INFORMATION SHOWN>
•••
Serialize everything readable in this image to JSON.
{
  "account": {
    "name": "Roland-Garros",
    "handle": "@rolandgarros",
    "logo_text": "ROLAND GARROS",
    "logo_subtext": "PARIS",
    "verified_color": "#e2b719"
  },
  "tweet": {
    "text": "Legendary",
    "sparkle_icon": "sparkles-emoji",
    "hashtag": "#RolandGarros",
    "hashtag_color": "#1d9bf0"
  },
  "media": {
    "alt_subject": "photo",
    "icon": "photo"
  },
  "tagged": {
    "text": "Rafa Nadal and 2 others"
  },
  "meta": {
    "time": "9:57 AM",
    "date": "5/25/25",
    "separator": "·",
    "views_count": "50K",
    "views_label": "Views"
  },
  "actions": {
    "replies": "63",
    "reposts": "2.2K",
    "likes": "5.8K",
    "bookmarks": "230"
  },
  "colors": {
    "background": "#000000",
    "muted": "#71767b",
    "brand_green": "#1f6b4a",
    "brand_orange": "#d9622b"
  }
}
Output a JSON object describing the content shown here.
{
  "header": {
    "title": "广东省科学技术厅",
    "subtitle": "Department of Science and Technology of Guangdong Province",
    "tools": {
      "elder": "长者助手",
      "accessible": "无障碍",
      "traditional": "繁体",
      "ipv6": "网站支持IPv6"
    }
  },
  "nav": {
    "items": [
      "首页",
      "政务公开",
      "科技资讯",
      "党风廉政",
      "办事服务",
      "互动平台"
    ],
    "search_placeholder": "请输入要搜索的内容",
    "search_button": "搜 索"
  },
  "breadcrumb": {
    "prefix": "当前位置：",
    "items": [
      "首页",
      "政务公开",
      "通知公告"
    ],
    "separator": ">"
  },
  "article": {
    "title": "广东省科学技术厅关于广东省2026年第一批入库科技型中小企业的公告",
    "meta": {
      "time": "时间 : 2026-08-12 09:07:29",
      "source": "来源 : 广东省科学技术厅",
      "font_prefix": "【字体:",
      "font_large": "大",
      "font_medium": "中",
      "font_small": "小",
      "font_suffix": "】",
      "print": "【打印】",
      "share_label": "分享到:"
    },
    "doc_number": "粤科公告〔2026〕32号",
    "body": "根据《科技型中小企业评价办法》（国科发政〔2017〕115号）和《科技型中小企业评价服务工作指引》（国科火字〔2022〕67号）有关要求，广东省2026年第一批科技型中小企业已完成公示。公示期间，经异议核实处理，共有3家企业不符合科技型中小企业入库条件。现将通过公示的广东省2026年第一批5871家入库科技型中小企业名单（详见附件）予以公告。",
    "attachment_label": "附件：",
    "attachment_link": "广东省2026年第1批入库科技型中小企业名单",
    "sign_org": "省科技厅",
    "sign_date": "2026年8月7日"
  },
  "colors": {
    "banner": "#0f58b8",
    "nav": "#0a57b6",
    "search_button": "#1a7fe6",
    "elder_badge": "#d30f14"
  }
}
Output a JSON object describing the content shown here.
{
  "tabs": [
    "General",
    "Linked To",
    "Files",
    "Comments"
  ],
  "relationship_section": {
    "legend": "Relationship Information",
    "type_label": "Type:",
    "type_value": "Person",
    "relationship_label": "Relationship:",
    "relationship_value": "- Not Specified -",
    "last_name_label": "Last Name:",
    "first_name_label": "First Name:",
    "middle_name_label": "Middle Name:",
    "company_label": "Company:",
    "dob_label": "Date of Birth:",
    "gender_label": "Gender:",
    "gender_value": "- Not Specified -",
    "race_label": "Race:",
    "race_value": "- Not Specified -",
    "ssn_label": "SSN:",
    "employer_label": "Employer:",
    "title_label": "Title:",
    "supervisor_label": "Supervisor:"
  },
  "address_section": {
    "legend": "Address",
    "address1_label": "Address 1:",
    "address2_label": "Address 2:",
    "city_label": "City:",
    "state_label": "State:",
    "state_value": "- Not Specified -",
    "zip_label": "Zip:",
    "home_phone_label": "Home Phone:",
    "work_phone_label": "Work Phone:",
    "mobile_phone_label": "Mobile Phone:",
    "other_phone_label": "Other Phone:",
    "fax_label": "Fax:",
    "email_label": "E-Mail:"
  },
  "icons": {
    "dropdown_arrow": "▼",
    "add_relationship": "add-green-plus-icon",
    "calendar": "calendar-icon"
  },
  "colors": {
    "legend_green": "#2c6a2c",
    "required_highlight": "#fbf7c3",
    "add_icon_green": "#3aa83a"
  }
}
•••
Write out the data again, exactly and in full.

SOLUTION TO THE EXERCISE>
Serialize everything readable in this image to JSON.
{
  "account": {
    "name": "Roland-Garros",
    "handle": "@rolandgarros",
    "logo_text": "ROLAND GARROS",
    "logo_subtext": "PARIS",
    "verified_color": "#e2b719"
  },
  "tweet": {
    "text": "Legendary",
    "sparkle_icon": "sparkles-emoji",
    "hashtag": "#RolandGarros",
    "hashtag_color": "#1d9bf0"
  },
  "media": {
    "alt_subject": "photo",
    "icon": "photo"
  },
  "tagged": {
    "text": "Rafa Nadal and 2 others"
  },
  "meta": {
    "time": "9:57 AM",
    "date": "5/25/25",
    "separator": "·",
    "views_count": "50K",
    "views_label": "Views"
  },
  "actions": {
    "replies": "63",
    "reposts": "2.2K",
    "likes": "5.8K",
    "bookmarks": "230"
  },
  "colors": {
    "background": "#000000",
    "muted": "#71767b",
    "brand_green": "#1f6b4a",
    "brand_orange": "#d9622b"
  }
}
Output a JSON object describing the content shown here.
{
  "header": {
    "title": "广东省科学技术厅",
    "subtitle": "Department of Science and Technology of Guangdong Province",
    "tools": {
      "elder": "长者助手",
      "accessible": "无障碍",
      "traditional": "繁体",
      "ipv6": "网站支持IPv6"
    }
  },
  "nav": {
    "items": [
      "首页",
      "政务公开",
      "科技资讯",
      "党风廉政",
      "办事服务",
      "互动平台"
    ],
    "search_placeholder": "请输入要搜索的内容",
    "search_button": "搜 索"
  },
  "breadcrumb": {
    "prefix": "当前位置：",
    "items": [
      "首页",
      "政务公开",
      "通知公告"
    ],
    "separator": ">"
  },
  "article": {
    "title": "广东省科学技术厅关于广东省2026年第一批入库科技型中小企业的公告",
    "meta": {
      "time": "时间 : 2026-08-12 09:07:29",
      "source": "来源 : 广东省科学技术厅",
      "font_prefix": "【字体:",
      "font_large": "大",
      "font_medium": "中",
      "font_small": "小",
      "font_suffix": "】",
      "print": "【打印】",
      "share_label": "分享到:"
    },
    "doc_number": "粤科公告〔2026〕32号",
    "body": "根据《科技型中小企业评价办法》（国科发政〔2017〕115号）和《科技型中小企业评价服务工作指引》（国科火字〔2022〕67号）有关要求，广东省2026年第一批科技型中小企业已完成公示。公示期间，经异议核实处理，共有3家企业不符合科技型中小企业入库条件。现将通过公示的广东省2026年第一批5871家入库科技型中小企业名单（详见附件）予以公告。",
    "attachment_label": "附件：",
    "attachment_link": "广东省2026年第1批入库科技型中小企业名单",
    "sign_org": "省科技厅",
    "sign_date": "2026年8月7日"
  },
  "colors": {
    "banner": "#0f58b8",
    "nav": "#0a57b6",
    "search_button": "#1a7fe6",
    "elder_badge": "#d30f14"
  }
}
Output a JSON object describing the content shown here.
{
  "tabs": [
    "General",
    "Linked To",
    "Files",
    "Comments"
  ],
  "relationship_section": {
    "legend": "Relationship Information",
    "type_label": "Type:",
    "type_value": "Person",
    "relationship_label": "Relationship:",
    "relationship_value": "- Not Specified -",
    "last_name_label": "Last Name:",
    "first_name_label": "First Name:",
    "middle_name_label": "Middle Name:",
    "company_label": "Company:",
    "dob_label": "Date of Birth:",
    "gender_label": "Gender:",
    "gender_value": "- Not Specified -",
    "race_label": "Race:",
    "race_value": "- Not Specified -",
    "ssn_label": "SSN:",
    "employer_label": "Employer:",
    "title_label": "Title:",
    "supervisor_label": "Supervisor:"
  },
  "address_section": {
    "legend": "Address",
    "address1_label": "Address 1:",
    "address2_label": "Address 2:",
    "city_label": "City:",
    "state_label": "State:",
    "state_value": "- Not Specified -",
    "zip_label": "Zip:",
    "home_phone_label": "Home Phone:",
    "work_phone_label": "Work Phone:",
    "mobile_phone_label": "Mobile Phone:",
    "other_phone_label": "Other Phone:",
    "fax_label": "Fax:",
    "email_label": "E-Mail:"
  },
  "icons": {
    "dropdown_arrow": "▼",
    "add_relationship": "add-green-plus-icon",
    "calendar": "calendar-icon"
  },
  "colors": {
    "legend_green": "#2c6a2c",
    "required_highlight": "#fbf7c3",
    "add_icon_green": "#3aa83a"
  }
}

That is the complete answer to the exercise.